● **GIVEN REQUEST**
Below is a listing. Gather each line of it that contains "this".

● **RECORDS PROVIDED**
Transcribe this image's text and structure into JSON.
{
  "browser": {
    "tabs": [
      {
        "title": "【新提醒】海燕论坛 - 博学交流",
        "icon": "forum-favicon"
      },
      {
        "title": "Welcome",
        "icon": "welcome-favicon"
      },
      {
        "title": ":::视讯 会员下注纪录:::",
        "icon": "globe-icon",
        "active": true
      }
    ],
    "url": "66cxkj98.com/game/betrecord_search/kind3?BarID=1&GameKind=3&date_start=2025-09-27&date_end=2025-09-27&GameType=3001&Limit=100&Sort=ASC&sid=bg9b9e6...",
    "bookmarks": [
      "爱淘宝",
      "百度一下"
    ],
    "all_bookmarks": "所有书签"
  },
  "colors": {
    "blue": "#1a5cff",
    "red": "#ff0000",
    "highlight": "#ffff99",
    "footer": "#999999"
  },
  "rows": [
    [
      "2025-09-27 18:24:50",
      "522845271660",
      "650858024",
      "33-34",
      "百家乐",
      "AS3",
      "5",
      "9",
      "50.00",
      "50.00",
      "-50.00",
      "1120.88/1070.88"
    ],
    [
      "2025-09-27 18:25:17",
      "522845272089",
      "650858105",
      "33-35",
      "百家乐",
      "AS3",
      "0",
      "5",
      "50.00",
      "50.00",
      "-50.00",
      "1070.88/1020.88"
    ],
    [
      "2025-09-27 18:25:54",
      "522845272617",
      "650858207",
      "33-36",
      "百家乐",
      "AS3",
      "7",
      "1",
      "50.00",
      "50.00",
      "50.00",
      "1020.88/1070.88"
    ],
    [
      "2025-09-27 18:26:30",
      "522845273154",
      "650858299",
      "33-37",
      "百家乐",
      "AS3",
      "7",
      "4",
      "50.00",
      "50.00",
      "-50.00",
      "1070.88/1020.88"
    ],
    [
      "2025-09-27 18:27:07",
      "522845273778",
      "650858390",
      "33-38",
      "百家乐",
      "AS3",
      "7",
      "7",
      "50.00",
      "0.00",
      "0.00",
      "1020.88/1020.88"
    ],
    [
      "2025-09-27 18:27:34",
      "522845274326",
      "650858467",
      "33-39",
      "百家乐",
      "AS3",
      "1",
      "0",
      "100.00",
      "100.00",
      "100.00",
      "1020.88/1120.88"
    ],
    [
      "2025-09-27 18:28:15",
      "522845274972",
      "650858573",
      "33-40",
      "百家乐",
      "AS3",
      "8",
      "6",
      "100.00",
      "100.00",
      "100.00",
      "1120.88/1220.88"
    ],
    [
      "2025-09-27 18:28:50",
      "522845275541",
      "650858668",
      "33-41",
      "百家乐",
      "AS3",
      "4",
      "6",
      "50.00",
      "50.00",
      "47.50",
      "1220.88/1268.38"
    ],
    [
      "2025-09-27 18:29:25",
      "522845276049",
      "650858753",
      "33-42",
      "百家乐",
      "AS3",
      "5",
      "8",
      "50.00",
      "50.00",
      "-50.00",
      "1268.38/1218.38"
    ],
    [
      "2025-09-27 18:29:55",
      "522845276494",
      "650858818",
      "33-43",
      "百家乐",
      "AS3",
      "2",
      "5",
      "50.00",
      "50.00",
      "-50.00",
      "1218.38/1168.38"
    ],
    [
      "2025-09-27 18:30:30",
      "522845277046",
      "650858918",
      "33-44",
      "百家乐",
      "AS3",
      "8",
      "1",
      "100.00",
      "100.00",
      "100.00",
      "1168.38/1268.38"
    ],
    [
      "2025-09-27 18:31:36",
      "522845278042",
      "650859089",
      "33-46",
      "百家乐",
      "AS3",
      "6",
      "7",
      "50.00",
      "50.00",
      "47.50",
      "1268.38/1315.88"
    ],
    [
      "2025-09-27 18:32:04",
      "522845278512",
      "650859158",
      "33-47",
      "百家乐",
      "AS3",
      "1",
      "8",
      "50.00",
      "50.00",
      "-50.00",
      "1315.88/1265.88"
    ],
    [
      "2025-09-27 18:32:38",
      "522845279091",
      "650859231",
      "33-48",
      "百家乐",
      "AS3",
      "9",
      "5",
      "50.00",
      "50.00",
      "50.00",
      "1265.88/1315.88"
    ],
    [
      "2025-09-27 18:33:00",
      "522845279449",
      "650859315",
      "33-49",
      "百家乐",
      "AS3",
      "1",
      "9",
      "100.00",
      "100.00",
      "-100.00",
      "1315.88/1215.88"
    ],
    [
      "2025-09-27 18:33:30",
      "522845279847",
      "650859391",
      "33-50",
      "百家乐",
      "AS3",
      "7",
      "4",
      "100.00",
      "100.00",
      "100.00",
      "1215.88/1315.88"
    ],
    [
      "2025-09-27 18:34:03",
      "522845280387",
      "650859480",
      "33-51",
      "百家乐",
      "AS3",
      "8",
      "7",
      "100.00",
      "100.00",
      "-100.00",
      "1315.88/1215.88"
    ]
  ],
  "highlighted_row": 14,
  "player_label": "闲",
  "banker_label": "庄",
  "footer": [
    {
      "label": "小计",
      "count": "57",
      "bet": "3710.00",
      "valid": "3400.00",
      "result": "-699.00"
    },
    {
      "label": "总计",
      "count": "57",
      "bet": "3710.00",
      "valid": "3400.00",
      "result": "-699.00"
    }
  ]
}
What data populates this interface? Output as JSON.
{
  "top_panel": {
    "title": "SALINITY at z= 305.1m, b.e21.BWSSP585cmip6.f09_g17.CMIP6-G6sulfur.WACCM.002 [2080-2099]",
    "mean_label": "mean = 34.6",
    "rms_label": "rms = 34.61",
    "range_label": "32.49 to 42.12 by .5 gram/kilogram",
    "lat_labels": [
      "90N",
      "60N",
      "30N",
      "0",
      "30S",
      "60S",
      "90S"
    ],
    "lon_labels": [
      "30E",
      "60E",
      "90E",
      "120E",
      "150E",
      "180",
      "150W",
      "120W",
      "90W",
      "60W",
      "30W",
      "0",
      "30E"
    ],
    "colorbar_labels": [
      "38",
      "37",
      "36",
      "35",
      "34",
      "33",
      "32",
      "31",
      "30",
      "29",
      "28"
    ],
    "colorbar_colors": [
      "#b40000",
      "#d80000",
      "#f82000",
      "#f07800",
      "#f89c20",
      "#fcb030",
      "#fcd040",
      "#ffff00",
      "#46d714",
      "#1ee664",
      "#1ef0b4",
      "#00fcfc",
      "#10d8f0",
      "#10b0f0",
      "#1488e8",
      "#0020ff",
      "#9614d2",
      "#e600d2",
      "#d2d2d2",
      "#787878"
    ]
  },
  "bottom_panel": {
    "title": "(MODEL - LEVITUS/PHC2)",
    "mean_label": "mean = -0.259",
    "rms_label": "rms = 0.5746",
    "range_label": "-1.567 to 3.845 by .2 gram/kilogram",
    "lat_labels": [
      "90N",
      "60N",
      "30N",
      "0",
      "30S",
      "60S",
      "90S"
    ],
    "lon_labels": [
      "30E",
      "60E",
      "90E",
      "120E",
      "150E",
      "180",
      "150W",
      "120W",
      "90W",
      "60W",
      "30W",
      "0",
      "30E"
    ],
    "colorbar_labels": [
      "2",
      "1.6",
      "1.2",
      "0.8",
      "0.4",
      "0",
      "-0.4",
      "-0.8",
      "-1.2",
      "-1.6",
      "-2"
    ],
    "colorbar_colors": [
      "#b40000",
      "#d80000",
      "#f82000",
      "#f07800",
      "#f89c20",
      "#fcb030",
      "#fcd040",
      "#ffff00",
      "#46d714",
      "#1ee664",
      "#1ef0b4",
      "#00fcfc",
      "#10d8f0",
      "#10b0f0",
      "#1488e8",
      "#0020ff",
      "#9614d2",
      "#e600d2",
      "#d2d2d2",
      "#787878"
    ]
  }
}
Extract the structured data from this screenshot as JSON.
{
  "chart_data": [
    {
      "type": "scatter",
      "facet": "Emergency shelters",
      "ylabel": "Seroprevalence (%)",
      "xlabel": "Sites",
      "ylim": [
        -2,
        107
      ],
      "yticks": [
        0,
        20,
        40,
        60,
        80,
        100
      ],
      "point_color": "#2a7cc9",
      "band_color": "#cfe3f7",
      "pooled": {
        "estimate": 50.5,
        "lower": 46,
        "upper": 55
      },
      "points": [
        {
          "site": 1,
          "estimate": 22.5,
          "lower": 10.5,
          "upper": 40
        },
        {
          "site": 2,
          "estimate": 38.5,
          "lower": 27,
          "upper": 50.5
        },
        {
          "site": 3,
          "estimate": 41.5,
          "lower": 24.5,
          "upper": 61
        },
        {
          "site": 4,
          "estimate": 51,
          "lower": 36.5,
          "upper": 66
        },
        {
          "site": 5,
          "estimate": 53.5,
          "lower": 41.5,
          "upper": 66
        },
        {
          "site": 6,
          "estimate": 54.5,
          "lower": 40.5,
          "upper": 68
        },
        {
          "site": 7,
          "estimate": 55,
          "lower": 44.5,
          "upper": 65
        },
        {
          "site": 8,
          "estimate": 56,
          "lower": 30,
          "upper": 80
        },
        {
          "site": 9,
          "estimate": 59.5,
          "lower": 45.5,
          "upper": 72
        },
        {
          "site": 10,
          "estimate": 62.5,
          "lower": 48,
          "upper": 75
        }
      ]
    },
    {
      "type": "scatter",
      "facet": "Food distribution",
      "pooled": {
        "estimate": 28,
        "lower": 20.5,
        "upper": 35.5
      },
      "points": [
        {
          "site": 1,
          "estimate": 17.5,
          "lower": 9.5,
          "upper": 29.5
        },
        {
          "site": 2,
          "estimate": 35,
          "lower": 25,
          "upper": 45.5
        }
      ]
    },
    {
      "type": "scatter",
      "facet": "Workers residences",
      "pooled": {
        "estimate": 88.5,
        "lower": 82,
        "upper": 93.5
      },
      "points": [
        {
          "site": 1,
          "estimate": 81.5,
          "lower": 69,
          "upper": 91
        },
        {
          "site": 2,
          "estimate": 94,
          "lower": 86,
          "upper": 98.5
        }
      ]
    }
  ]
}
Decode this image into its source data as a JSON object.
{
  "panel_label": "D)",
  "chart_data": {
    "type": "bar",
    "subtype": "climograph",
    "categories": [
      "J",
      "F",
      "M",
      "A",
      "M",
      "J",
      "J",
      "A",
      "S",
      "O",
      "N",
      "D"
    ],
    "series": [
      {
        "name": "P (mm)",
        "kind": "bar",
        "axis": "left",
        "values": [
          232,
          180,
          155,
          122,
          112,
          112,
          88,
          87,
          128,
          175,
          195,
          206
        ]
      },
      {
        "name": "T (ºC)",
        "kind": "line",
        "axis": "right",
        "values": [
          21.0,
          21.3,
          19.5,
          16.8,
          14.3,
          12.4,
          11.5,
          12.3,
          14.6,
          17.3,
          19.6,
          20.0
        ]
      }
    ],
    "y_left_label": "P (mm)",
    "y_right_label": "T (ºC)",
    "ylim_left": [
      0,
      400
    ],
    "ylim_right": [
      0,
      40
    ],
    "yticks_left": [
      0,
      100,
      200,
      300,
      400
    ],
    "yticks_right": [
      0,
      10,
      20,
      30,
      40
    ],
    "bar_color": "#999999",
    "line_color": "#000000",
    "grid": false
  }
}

● **EXERCISE RESULT**
Transcribe this image's text and structure into JSON.
What data populates this interface? Output as JSON.
Extract the structured data from this screenshot as JSON.
Decode this image into its source data as a JSON object.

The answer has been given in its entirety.